* start RECORDED INFORMATION *

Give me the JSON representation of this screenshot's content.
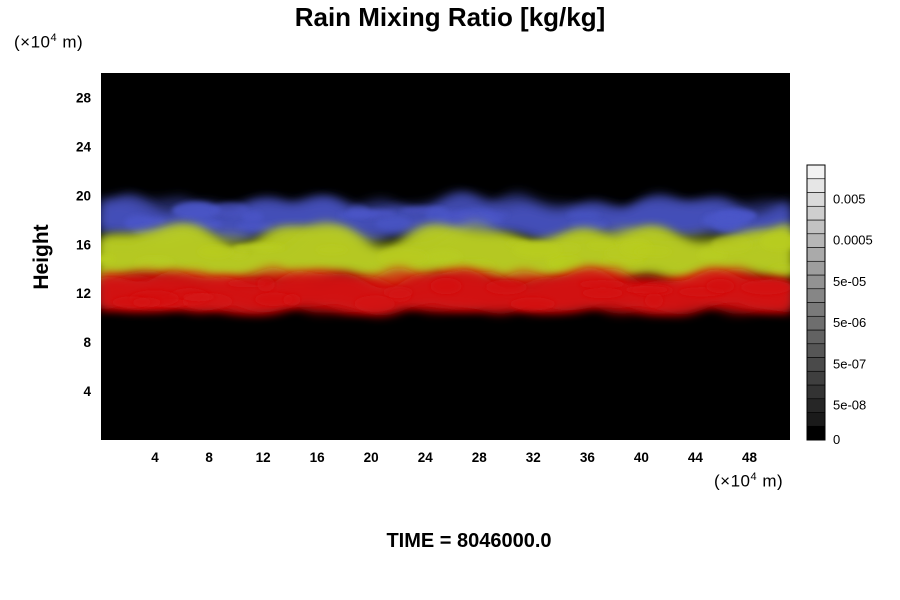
{
  "chart_data": {
    "type": "heatmap",
    "title": "Rain Mixing Ratio [kg/kg]",
    "ylabel": "Height",
    "x_unit": {
      "prefix": "(×10",
      "exp": "4",
      "suffix": " m)"
    },
    "y_unit": {
      "prefix": "(×10",
      "exp": "4",
      "suffix": " m)"
    },
    "xlim": [
      0,
      51
    ],
    "ylim": [
      0,
      30
    ],
    "xticks": [
      4,
      8,
      12,
      16,
      20,
      24,
      28,
      32,
      36,
      40,
      44,
      48
    ],
    "yticks": [
      4,
      8,
      12,
      16,
      20,
      24,
      28
    ],
    "colorbar": {
      "levels": [
        "0",
        "5e-08",
        "5e-07",
        "5e-06",
        "5e-05",
        "0.0005",
        "0.005"
      ],
      "colors": [
        "#000000",
        "#1a1a1a",
        "#262626",
        "#333333",
        "#3f3f3f",
        "#4a4a4a",
        "#565656",
        "#626262",
        "#6e6e6e",
        "#7a7a7a",
        "#868686",
        "#929292",
        "#9e9e9e",
        "#aaaaaa",
        "#b6b6b6",
        "#c2c2c2",
        "#cecece",
        "#dadada",
        "#e6e6e6",
        "#f2f2f2"
      ]
    },
    "bands": [
      {
        "name": "upper",
        "color": "#4a55c8",
        "y_range": [
          16.5,
          19.5
        ]
      },
      {
        "name": "middle",
        "color": "#b8cc20",
        "y_range": [
          13,
          17
        ]
      },
      {
        "name": "lower",
        "color": "#d41010",
        "y_range": [
          10.5,
          13.5
        ]
      }
    ],
    "background": "#000000",
    "time_label": "TIME = 8046000.0"
  }
}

* end RECORDED INFORMATION *

▶ [GIVEN REQUEST] Write out the data precisely as given, excluding the pictures.

▶ [ANSWER]
Give me the JSON representation of this screenshot's content.
{
  "chart_data": {
    "type": "heatmap",
    "title": "Rain Mixing Ratio [kg/kg]",
    "ylabel": "Height",
    "x_unit": {
      "prefix": "(×10",
      "exp": "4",
      "suffix": " m)"
    },
    "y_unit": {
      "prefix": "(×10",
      "exp": "4",
      "suffix": " m)"
    },
    "xlim": [
      0,
      51
    ],
    "ylim": [
      0,
      30
    ],
    "xticks": [
      4,
      8,
      12,
      16,
      20,
      24,
      28,
      32,
      36,
      40,
      44,
      48
    ],
    "yticks": [
      4,
      8,
      12,
      16,
      20,
      24,
      28
    ],
    "colorbar": {
      "levels": [
        "0",
        "5e-08",
        "5e-07",
        "5e-06",
        "5e-05",
        "0.0005",
        "0.005"
      ],
      "colors": [
        "#000000",
        "#1a1a1a",
        "#262626",
        "#333333",
        "#3f3f3f",
        "#4a4a4a",
        "#565656",
        "#626262",
        "#6e6e6e",
        "#7a7a7a",
        "#868686",
        "#929292",
        "#9e9e9e",
        "#aaaaaa",
        "#b6b6b6",
        "#c2c2c2",
        "#cecece",
        "#dadada",
        "#e6e6e6",
        "#f2f2f2"
      ]
    },
    "bands": [
      {
        "name": "upper",
        "color": "#4a55c8",
        "y_range": [
          16.5,
          19.5
        ]
      },
      {
        "name": "middle",
        "color": "#b8cc20",
        "y_range": [
          13,
          17
        ]
      },
      {
        "name": "lower",
        "color": "#d41010",
        "y_range": [
          10.5,
          13.5
        ]
      }
    ],
    "background": "#000000",
    "time_label": "TIME = 8046000.0"
  }
}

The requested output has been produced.